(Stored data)
((

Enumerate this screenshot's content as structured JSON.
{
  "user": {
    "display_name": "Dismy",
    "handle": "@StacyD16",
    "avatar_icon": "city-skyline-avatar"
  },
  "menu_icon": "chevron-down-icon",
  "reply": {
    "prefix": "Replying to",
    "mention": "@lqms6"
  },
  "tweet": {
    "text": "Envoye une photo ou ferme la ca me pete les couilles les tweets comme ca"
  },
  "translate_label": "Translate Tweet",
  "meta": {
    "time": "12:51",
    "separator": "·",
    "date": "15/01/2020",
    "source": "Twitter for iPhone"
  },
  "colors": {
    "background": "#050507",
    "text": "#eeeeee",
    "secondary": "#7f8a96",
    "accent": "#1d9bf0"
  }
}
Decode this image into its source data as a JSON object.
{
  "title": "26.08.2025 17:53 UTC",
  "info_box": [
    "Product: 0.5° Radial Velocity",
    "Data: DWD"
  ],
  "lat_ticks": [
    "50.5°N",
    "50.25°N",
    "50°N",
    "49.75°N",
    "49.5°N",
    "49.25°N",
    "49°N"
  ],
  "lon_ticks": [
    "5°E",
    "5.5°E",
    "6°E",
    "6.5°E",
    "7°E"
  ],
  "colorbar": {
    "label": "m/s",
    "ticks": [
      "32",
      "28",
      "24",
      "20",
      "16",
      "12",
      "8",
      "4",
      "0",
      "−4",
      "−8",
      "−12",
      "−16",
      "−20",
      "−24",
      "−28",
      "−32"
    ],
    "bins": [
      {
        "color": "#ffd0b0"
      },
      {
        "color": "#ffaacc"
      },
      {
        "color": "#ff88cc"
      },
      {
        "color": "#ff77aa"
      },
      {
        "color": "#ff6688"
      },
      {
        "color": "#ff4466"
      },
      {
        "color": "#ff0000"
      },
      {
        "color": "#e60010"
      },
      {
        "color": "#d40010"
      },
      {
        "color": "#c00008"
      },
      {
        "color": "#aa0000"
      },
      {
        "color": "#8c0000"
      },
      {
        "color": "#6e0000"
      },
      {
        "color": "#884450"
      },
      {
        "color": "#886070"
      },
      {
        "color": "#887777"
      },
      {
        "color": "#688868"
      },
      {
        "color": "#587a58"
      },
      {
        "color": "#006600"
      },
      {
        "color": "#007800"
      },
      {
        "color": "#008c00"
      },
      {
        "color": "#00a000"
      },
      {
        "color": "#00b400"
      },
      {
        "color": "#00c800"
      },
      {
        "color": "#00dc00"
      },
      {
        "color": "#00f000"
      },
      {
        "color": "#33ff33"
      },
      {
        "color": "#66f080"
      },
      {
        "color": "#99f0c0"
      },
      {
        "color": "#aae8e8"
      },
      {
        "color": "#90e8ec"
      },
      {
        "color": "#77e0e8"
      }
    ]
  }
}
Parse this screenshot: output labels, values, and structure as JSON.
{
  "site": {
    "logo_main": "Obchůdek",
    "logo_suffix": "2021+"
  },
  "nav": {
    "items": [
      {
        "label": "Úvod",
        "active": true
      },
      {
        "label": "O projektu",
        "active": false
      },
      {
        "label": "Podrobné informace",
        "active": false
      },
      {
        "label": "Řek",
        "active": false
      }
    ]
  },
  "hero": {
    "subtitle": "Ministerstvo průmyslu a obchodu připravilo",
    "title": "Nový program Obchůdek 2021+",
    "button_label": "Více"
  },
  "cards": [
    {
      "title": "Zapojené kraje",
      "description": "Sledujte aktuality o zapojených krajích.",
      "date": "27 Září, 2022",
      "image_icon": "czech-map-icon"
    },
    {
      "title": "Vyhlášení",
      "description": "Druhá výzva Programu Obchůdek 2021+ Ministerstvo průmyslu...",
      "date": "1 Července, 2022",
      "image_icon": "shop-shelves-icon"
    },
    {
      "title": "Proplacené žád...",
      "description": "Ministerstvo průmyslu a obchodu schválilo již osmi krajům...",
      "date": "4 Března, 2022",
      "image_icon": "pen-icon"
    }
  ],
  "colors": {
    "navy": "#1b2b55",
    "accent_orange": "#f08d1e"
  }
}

))

Extract every line containing the string "date" from the material.

    "date": "15/01/2020",
      "date": "27 Září, 2022",
      "date": "1 Července, 2022",
      "date": "4 Března, 2022",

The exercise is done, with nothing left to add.